--- Exercise brief ---
The records that follow must be reproduced in full, exactly as written.

(Dataset listings of figures)

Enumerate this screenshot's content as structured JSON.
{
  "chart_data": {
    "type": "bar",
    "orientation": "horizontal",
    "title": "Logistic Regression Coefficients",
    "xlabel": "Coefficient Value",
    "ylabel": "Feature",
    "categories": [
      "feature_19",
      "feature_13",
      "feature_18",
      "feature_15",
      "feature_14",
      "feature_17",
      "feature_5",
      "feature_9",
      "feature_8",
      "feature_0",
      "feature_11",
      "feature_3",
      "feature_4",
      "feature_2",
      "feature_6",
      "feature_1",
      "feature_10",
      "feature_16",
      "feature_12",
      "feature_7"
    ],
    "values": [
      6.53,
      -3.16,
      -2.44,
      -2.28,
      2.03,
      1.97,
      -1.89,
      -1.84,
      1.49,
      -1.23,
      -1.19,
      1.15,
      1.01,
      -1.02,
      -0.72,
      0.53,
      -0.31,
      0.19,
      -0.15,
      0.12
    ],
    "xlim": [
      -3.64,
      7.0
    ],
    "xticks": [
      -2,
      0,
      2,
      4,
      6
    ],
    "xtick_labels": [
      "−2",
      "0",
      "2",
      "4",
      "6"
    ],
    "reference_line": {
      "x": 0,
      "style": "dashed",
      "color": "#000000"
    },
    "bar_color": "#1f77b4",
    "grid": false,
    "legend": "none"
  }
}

--- Answer for the task ---
Enumerate this screenshot's content as structured JSON.
{
  "chart_data": {
    "type": "bar",
    "orientation": "horizontal",
    "title": "Logistic Regression Coefficients",
    "xlabel": "Coefficient Value",
    "ylabel": "Feature",
    "categories": [
      "feature_19",
      "feature_13",
      "feature_18",
      "feature_15",
      "feature_14",
      "feature_17",
      "feature_5",
      "feature_9",
      "feature_8",
      "feature_0",
      "feature_11",
      "feature_3",
      "feature_4",
      "feature_2",
      "feature_6",
      "feature_1",
      "feature_10",
      "feature_16",
      "feature_12",
      "feature_7"
    ],
    "values": [
      6.53,
      -3.16,
      -2.44,
      -2.28,
      2.03,
      1.97,
      -1.89,
      -1.84,
      1.49,
      -1.23,
      -1.19,
      1.15,
      1.01,
      -1.02,
      -0.72,
      0.53,
      -0.31,
      0.19,
      -0.15,
      0.12
    ],
    "xlim": [
      -3.64,
      7.0
    ],
    "xticks": [
      -2,
      0,
      2,
      4,
      6
    ],
    "xtick_labels": [
      "−2",
      "0",
      "2",
      "4",
      "6"
    ],
    "reference_line": {
      "x": 0,
      "style": "dashed",
      "color": "#000000"
    },
    "bar_color": "#1f77b4",
    "grid": false,
    "legend": "none"
  }
}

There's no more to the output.